Stated goal
In the post about the Glock brass-to-face problem, which two "shovel nose" ejectors introduced by Glock are given by part number, and for which calibers?

>> START Document excerpt

I’m out more than $60 bucks playing around with this thing; I’m frustrated; and I keep telling myself that (1) I still own a set of calipers, (2) I reloaded for almost 40 years, and (3) I should be able to figure out a simple mechanical problem - Yes? (Not so far though, huh; and, after reading your reply, I decided to take a fresh look at things. Know what! I think I’ve finally got it. I really really do!)

I just finished rereading this page and reanalyzing Southwind’s and English’s remarks. Then I found the most recent contribution from Voyager4520. You know what, Gentlemen? We’re, all, dancing around the same conclusion. So, ……. I decided to go to the safe, take out another one of my Glock pistols that I KNOW works, and make a close comparison between a flawless operating 3rd gen. G-21, and an on again/off again 3rd gen. G-19(RTF2). When I did I had the advantage of all the remarks made by: SouthWind, English, nraman, and Voyager4520. (Don’t think you guys haven’t helped because without analyzing what’s already been said, I'm sure that I’d still be scratching my head.) Like I said: We got it; it’s just that because the problem is multifaceted none of us realized that we already had the answer.

Many people have suspected that the extractor claw is, somehow, involved in the, ‘BTF problem’. (That’s, ‘Brass To Face’ for the still uninitiated!) Well, yeah, it is. So, the question becomes, ‘How’? The real cause of this problem has been obscured by the fact that it’s one of, at least, two actual problems; AND, the correct solution has been obfuscated by Glock, GmbH’s parsimonious attempt at an expedient solution. (The introduction of two completely unnecessary, ‘shovel nose’ ejectors: the #30274 in 9mm, and the #28926 in 40 caliber.)

I stated in an earlier reply that I am positive: If the extractors are OK, then the respective #336 and #1882 ejectors are going to be OK, as well. So, ‘Why’ the new shovel-nose ejectors? MONEY! Glock, GmbH has no intention of returning to the more expensive-to-produce, original stamped steel extractors with their more precise die-stamped dimensions - That is, ‘WHY’.

I suspect I could have figured this problem out, ‘right from the get-go’ IF it hadn’t been obscured by another less likely and easier to spot manufacturing anomaly. (A lot of us could have!) Straight off, the extractor’s body between the horizontal top and bottom, ‘flats’ was too thick for the extractor to move easily in its slide cutout. After these new extractors started to show up it didn’t take long for, ‘the cognoscenti’ among us to quickly start polishing down, ‘the flats’ in order to introduce freer extractor motion and, thus, alleviate the binding that was, obviously, taking place. If your problem Glock pistol is anything like my problem Glock pistol then, after some judicious extractor polishing, a lot of the original BTF problem disappeared, BUT not 100% of it - Right! So, the question remains, ‘Why’?

After rereading the comments on this page I gathered up the determination to take another look at this exceedingly annoying Glock problem; and, after a minute examination of two Glock pistols - one that worked, and one that did not - I think I’ve finally figured out, ‘What’ is going wrong: (Ready?) The problem claws are NOT holding onto the case rims with any degree of excessive tightness; BUT, neither are the claws on extractors that work flawlessly!

>> END Document excerpt
>> START Records

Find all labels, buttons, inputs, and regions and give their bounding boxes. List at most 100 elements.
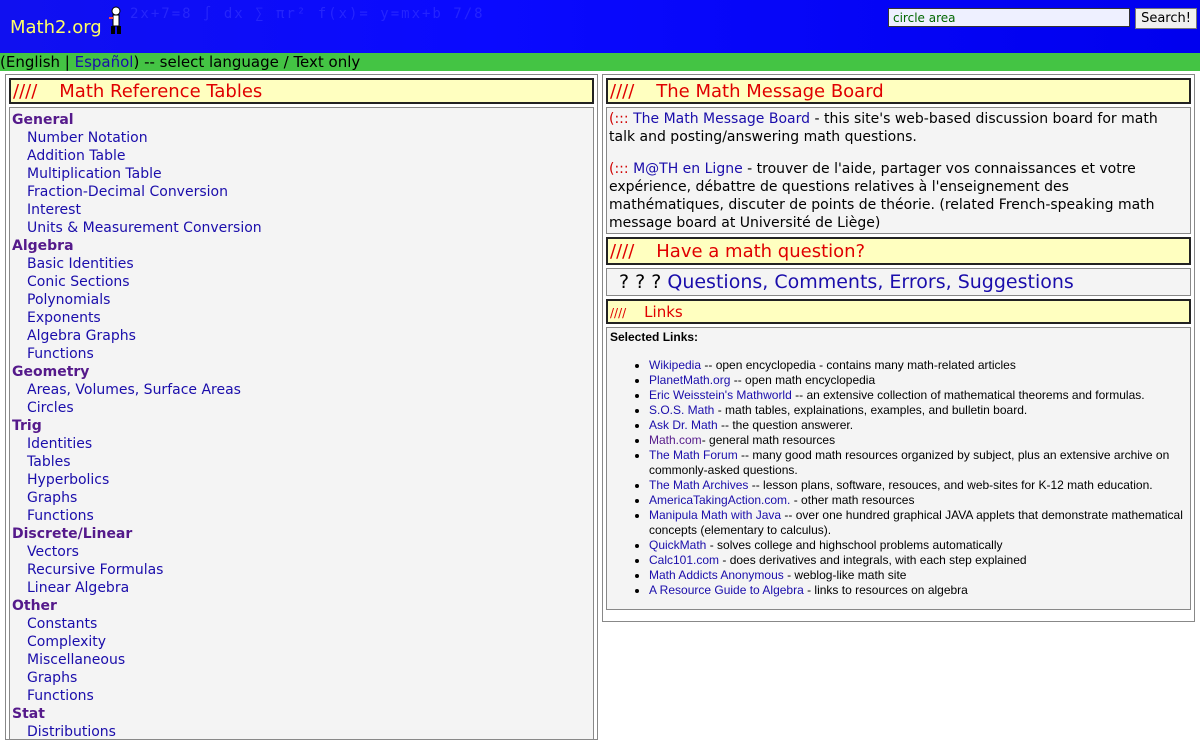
link-wikipedia[interactable]: Wikipedia (649, 358, 701, 372)
category-discrete-linear[interactable]: Discrete/Linear (12, 525, 593, 543)
reference-title: Math Reference Tables (59, 81, 263, 102)
link-s-o-s-math[interactable]: S.O.S. Math (649, 403, 714, 417)
board-body: (::: The Math Message Board - this site'… (606, 107, 1191, 234)
link-description: -- the question answerer. (717, 418, 854, 432)
header-slashes: //// (610, 81, 635, 102)
category-other[interactable]: Other (12, 597, 593, 615)
ref-link-conic-sections[interactable]: Conic Sections (27, 273, 593, 291)
board-title: The Math Message Board (656, 81, 884, 102)
ref-link-recursive-formulas[interactable]: Recursive Formulas (27, 561, 593, 579)
link-description: -- an extensive collection of mathematic… (791, 388, 1145, 402)
list-item: Ask Dr. Math -- the question answerer. (649, 418, 1187, 433)
links-list: Wikipedia -- open encyclopedia - contain… (610, 358, 1187, 598)
entry-marker: (::: (609, 161, 629, 177)
ref-link-functions[interactable]: Functions (27, 345, 593, 363)
ref-link-complexity[interactable]: Complexity (27, 633, 593, 651)
search-input[interactable] (888, 8, 1130, 27)
math-en-ligne-link[interactable]: M@TH en Ligne (633, 161, 743, 177)
list-item: Math Addicts Anonymous - weblog-like mat… (649, 568, 1187, 583)
ref-link-fraction-decimal-conversion[interactable]: Fraction-Decimal Conversion (27, 183, 593, 201)
link-the-math-forum[interactable]: The Math Forum (649, 448, 738, 462)
link-a-resource-guide-to-algebra[interactable]: A Resource Guide to Algebra (649, 583, 804, 597)
list-item: A Resource Guide to Algebra - links to r… (649, 583, 1187, 598)
ref-link-tables[interactable]: Tables (27, 453, 593, 471)
question-title: Have a math question? (656, 241, 866, 262)
link-quickmath[interactable]: QuickMath (649, 538, 706, 552)
links-title: Links (644, 303, 683, 321)
link-ask-dr-math[interactable]: Ask Dr. Math (649, 418, 718, 432)
ref-link-polynomials[interactable]: Polynomials (27, 291, 593, 309)
link-description: - does derivatives and integrals, with e… (719, 553, 1027, 567)
link-description: - weblog-like math site (783, 568, 907, 582)
lang-espanol-link[interactable]: Español (75, 53, 134, 71)
ref-link-hyperbolics[interactable]: Hyperbolics (27, 471, 593, 489)
message-board-link[interactable]: The Math Message Board (633, 111, 810, 127)
list-item: Manipula Math with Java -- over one hund… (649, 508, 1187, 538)
ref-link-vectors[interactable]: Vectors (27, 543, 593, 561)
link-manipula-math-with-java[interactable]: Manipula Math with Java (649, 508, 781, 522)
link-eric-weisstein-s-mathworld[interactable]: Eric Weisstein's Mathworld (649, 388, 792, 402)
search-button[interactable]: Search! (1135, 8, 1197, 29)
link-planetmath-org[interactable]: PlanetMath.org (649, 373, 730, 387)
reference-list: General Number Notation Addition Table Mult… (9, 107, 594, 740)
reference-panel: //// Math Reference Tables General Number … (5, 74, 598, 740)
ref-link-multiplication-table[interactable]: Multiplication Table (27, 165, 593, 183)
site-logo[interactable]: Math2.org (10, 17, 102, 38)
ref-link-miscellaneous[interactable]: Miscellaneous (27, 651, 593, 669)
link-description: -- open math encyclopedia (730, 373, 876, 387)
category-stat[interactable]: Stat (12, 705, 593, 723)
ref-link-graphs[interactable]: Graphs (27, 669, 593, 687)
ref-link-algebra-graphs[interactable]: Algebra Graphs (27, 327, 593, 345)
question-header: //// Have a math question? (606, 237, 1191, 265)
reference-header: //// Math Reference Tables (9, 78, 594, 104)
category-general[interactable]: General (12, 111, 593, 129)
header-decoration: 2x+7=8 ∫ dx ∑ πr² f(x)= y=mx+b 7/8 (130, 6, 485, 22)
list-item: PlanetMath.org -- open math encyclopedia (649, 373, 1187, 388)
board-entry: (::: The Math Message Board - this site'… (609, 110, 1188, 146)
ref-link-graphs[interactable]: Graphs (27, 489, 593, 507)
link-calc101-com[interactable]: Calc101.com (649, 553, 719, 567)
right-panel: ////The Math Message Board (::: The Math… (602, 74, 1195, 622)
questions-link[interactable]: Questions, Comments, Errors, Suggestions (667, 271, 1073, 293)
links-body: Selected Links: Wikipedia -- open encycl… (606, 327, 1191, 610)
link-americatakingaction-com[interactable]: AmericaTakingAction.com. (649, 493, 790, 507)
ref-link-areas-volumes-surface-areas[interactable]: Areas, Volumes, Surface Areas (27, 381, 593, 399)
board-entry: (::: M@TH en Ligne - trouver de l'aide, … (609, 160, 1188, 232)
list-item: S.O.S. Math - math tables, explainations… (649, 403, 1187, 418)
ref-link-basic-identities[interactable]: Basic Identities (27, 255, 593, 273)
ref-link-linear-algebra[interactable]: Linear Algebra (27, 579, 593, 597)
question-prefix: ? ? ? (619, 271, 668, 293)
header-slashes: //// (13, 81, 38, 102)
link-description: -- lesson plans, software, resouces, and… (748, 478, 1153, 492)
link-description: - other math resources (790, 493, 915, 507)
ref-link-identities[interactable]: Identities (27, 435, 593, 453)
category-geometry[interactable]: Geometry (12, 363, 593, 381)
link-math-com[interactable]: Math.com (649, 433, 702, 447)
list-item: Eric Weisstein's Mathworld -- an extensi… (649, 388, 1187, 403)
ref-link-circles[interactable]: Circles (27, 399, 593, 417)
link-the-math-archives[interactable]: The Math Archives (649, 478, 748, 492)
link-math-addicts-anonymous[interactable]: Math Addicts Anonymous (649, 568, 784, 582)
ref-link-interest[interactable]: Interest (27, 201, 593, 219)
list-item: Math.com- general math resources (649, 433, 1187, 448)
board-header: //// The Math Message Board (606, 78, 1191, 104)
ref-link-distributions[interactable]: Distributions (27, 723, 593, 739)
list-item: Wikipedia -- open encyclopedia - contain… (649, 358, 1187, 373)
ref-link-addition-table[interactable]: Addition Table (27, 147, 593, 165)
ref-link-functions[interactable]: Functions (27, 507, 593, 525)
list-item: Calc101.com - does derivatives and integ… (649, 553, 1187, 568)
list-item: The Math Forum -- many good math resourc… (649, 448, 1187, 478)
category-trig[interactable]: Trig (12, 417, 593, 435)
link-description: - math tables, explainations, examples, … (714, 403, 1028, 417)
ref-link-exponents[interactable]: Exponents (27, 309, 593, 327)
category-algebra[interactable]: Algebra (12, 237, 593, 255)
ref-link-units-measurement-conversion[interactable]: Units & Measurement Conversion (27, 219, 593, 237)
entry-marker: (::: (609, 111, 629, 127)
ref-link-constants[interactable]: Constants (27, 615, 593, 633)
ref-link-number-notation[interactable]: Number Notation (27, 129, 593, 147)
list-item: AmericaTakingAction.com. - other math re… (649, 493, 1187, 508)
link-description: - solves college and highschool problems… (706, 538, 1003, 552)
ref-link-functions[interactable]: Functions (27, 687, 593, 705)
selected-links-title: Selected Links: (610, 330, 699, 344)
list-item: The Math Archives -- lesson plans, softw… (649, 478, 1187, 493)
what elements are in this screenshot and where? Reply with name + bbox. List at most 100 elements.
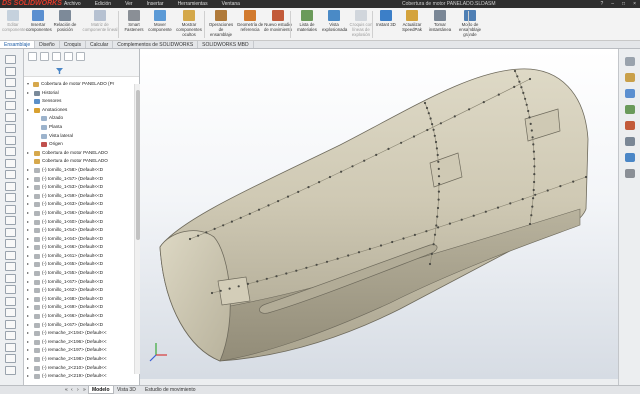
- task-pane-icon-7[interactable]: [625, 169, 635, 178]
- task-pane-icon-0[interactable]: [625, 57, 635, 66]
- expand-icon[interactable]: ▸: [27, 269, 29, 278]
- collapse-icon[interactable]: ▾: [27, 80, 29, 89]
- left-tool-icon-7[interactable]: [5, 135, 16, 145]
- menu-3[interactable]: Insertar: [147, 0, 164, 8]
- ribbon-button-14[interactable]: Actualizar SpeedPak: [398, 10, 426, 32]
- tree-item[interactable]: ▸ (-) remache_2<219> (Default<<: [24, 372, 139, 381]
- tree-item[interactable]: ▸ (-) tornillo_1<68> (Default<<D: [24, 295, 139, 304]
- expand-icon[interactable]: ▸: [27, 303, 29, 312]
- tree-item[interactable]: Alzado: [24, 114, 139, 123]
- tree-item[interactable]: ▸ (-) tornillo_1<66> (Default<<D: [24, 312, 139, 321]
- tree-item[interactable]: ▸ (-) tornillo_1<62> (Default<<D: [24, 286, 139, 295]
- tree-item[interactable]: Planta: [24, 123, 139, 132]
- expand-icon[interactable]: ▸: [27, 329, 29, 338]
- left-tool-icon-5[interactable]: [5, 112, 16, 122]
- nav-last-icon[interactable]: »: [80, 386, 89, 394]
- bottom-tab-0[interactable]: Modelo: [88, 386, 114, 394]
- left-tool-icon-27[interactable]: [5, 365, 16, 375]
- tree-item[interactable]: ▸ (-) tornillo_1<58> (Default<<D: [24, 166, 139, 175]
- expand-icon[interactable]: ▸: [27, 295, 29, 304]
- tree-item[interactable]: Cobertura de motor PANELADO: [24, 157, 139, 166]
- tree-item[interactable]: ▸ (-) tornillo_1<67> (Default<<D: [24, 321, 139, 330]
- tree-item[interactable]: ▸ (-) remache_2<198> (Default<<: [24, 355, 139, 364]
- left-tool-icon-23[interactable]: [5, 319, 16, 329]
- left-tool-icon-11[interactable]: [5, 181, 16, 191]
- expand-icon[interactable]: ▸: [27, 252, 29, 261]
- tree-item[interactable]: ▸ (-) tornillo_1<53> (Default<<D: [24, 183, 139, 192]
- expand-icon[interactable]: ▸: [27, 175, 29, 184]
- expand-icon[interactable]: ▸: [27, 321, 29, 330]
- tree-item[interactable]: ▸ (-) tornillo_1<64> (Default<<D: [24, 235, 139, 244]
- expand-icon[interactable]: ▸: [27, 192, 29, 201]
- expand-icon[interactable]: ▸: [27, 106, 29, 115]
- property-manager-icon[interactable]: [40, 52, 49, 61]
- tree-item[interactable]: ▸ Cobertura de motor PANELADO: [24, 149, 139, 158]
- left-tool-icon-14[interactable]: [5, 216, 16, 225]
- left-tool-icon-25[interactable]: [5, 342, 16, 352]
- expand-icon[interactable]: ▸: [27, 209, 29, 218]
- tree-item[interactable]: ▸ Historial: [24, 89, 139, 98]
- expand-icon[interactable]: ▸: [27, 286, 29, 295]
- menu-1[interactable]: Edición: [95, 0, 111, 8]
- tree-item[interactable]: ▸ (-) tornillo_1<65> (Default<<D: [24, 260, 139, 269]
- tree-item[interactable]: ▸ (-) tornillo_1<61> (Default<<D: [24, 252, 139, 261]
- expand-icon[interactable]: ▸: [27, 166, 29, 175]
- tree-item[interactable]: ▸ (-) tornillo_1<66> (Default<<D: [24, 243, 139, 252]
- ribbon-button-12[interactable]: Croquis con líneas de explosión: [348, 10, 374, 37]
- tree-item[interactable]: ▸ (-) tornillo_1<56> (Default<<D: [24, 209, 139, 218]
- tree-item[interactable]: ▸ (-) tornillo_1<54> (Default<<D: [24, 226, 139, 235]
- menu-2[interactable]: Ver: [125, 0, 133, 8]
- left-tool-icon-12[interactable]: [5, 193, 16, 202]
- tree-item[interactable]: ▸ (-) remache_2<196> (Default<<: [24, 338, 139, 347]
- tab-5[interactable]: SOLIDWORKS MBD: [198, 41, 254, 48]
- expand-icon[interactable]: ▸: [27, 243, 29, 252]
- task-pane-icon-6[interactable]: [625, 153, 635, 162]
- feature-manager-icon[interactable]: [28, 52, 37, 61]
- expand-icon[interactable]: ▸: [27, 260, 29, 269]
- tree-item[interactable]: ▸ (-) tornillo_1<57> (Default<<D: [24, 175, 139, 184]
- tree-item[interactable]: ▸ (-) remache_2<197> (Default<<: [24, 346, 139, 355]
- ribbon-button-2[interactable]: Relación de posición: [52, 10, 78, 32]
- expand-icon[interactable]: ▸: [27, 226, 29, 235]
- task-pane-icon-4[interactable]: [625, 121, 635, 130]
- left-tool-icon-20[interactable]: [5, 285, 16, 294]
- menu-4[interactable]: Herramientas: [178, 0, 208, 8]
- tree-item[interactable]: ▸ (-) tornillo_1<69> (Default<<D: [24, 303, 139, 312]
- tree-item[interactable]: ▸ (-) tornillo_1<60> (Default<<D: [24, 218, 139, 227]
- ribbon-button-9[interactable]: Nuevo estudio de movimiento: [264, 10, 292, 32]
- tree-item[interactable]: ▸ (-) remache_2<194> (Default<<: [24, 329, 139, 338]
- minimize-icon[interactable]: –: [611, 0, 614, 8]
- menu-0[interactable]: Archivo: [64, 0, 81, 8]
- left-tool-icon-1[interactable]: [5, 66, 16, 76]
- left-tool-icon-0[interactable]: [5, 55, 16, 64]
- left-tool-icon-17[interactable]: [5, 250, 16, 260]
- ribbon-button-13[interactable]: Instant 3D: [376, 10, 396, 27]
- tab-4[interactable]: Complementos de SOLIDWORKS: [113, 41, 199, 48]
- ribbon-button-16[interactable]: Modo de ensamblaje grande: [454, 10, 486, 37]
- expand-icon[interactable]: ▸: [27, 338, 29, 347]
- expand-icon[interactable]: ▸: [27, 149, 29, 158]
- expand-icon[interactable]: ▸: [27, 346, 29, 355]
- left-tool-icon-15[interactable]: [5, 227, 16, 237]
- ribbon-button-4[interactable]: Smart Fasteners: [122, 10, 146, 32]
- task-pane-icon-2[interactable]: [625, 89, 635, 98]
- tab-1[interactable]: Diseño: [35, 41, 60, 48]
- ribbon-button-6[interactable]: Mostrar componentes ocultos: [172, 10, 206, 37]
- left-tool-icon-8[interactable]: [5, 147, 16, 156]
- close-icon[interactable]: ×: [633, 0, 636, 8]
- left-tool-icon-2[interactable]: [5, 78, 16, 87]
- tree-item[interactable]: ▸ (-) tornillo_1<67> (Default<<D: [24, 278, 139, 287]
- graphics-viewport[interactable]: [140, 49, 618, 385]
- tree-root[interactable]: ▾ Cobertura de motor PANELADO (Pr: [24, 80, 139, 89]
- left-tool-icon-18[interactable]: [5, 262, 16, 271]
- left-tool-icon-24[interactable]: [5, 331, 16, 340]
- left-tool-icon-10[interactable]: [5, 170, 16, 179]
- filter-icon[interactable]: [56, 68, 63, 74]
- tab-0[interactable]: Ensamblaje: [0, 41, 36, 48]
- left-tool-icon-19[interactable]: [5, 273, 16, 283]
- left-tool-icon-3[interactable]: [5, 89, 16, 99]
- left-tool-icon-22[interactable]: [5, 308, 16, 317]
- bottom-tab-2[interactable]: Estudio de movimiento: [142, 386, 199, 394]
- left-tool-icon-26[interactable]: [5, 354, 16, 363]
- left-tool-icon-16[interactable]: [5, 239, 16, 248]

>> END Records

Result of the task
The #30274 for 9mm and the #28926 for 40 caliber.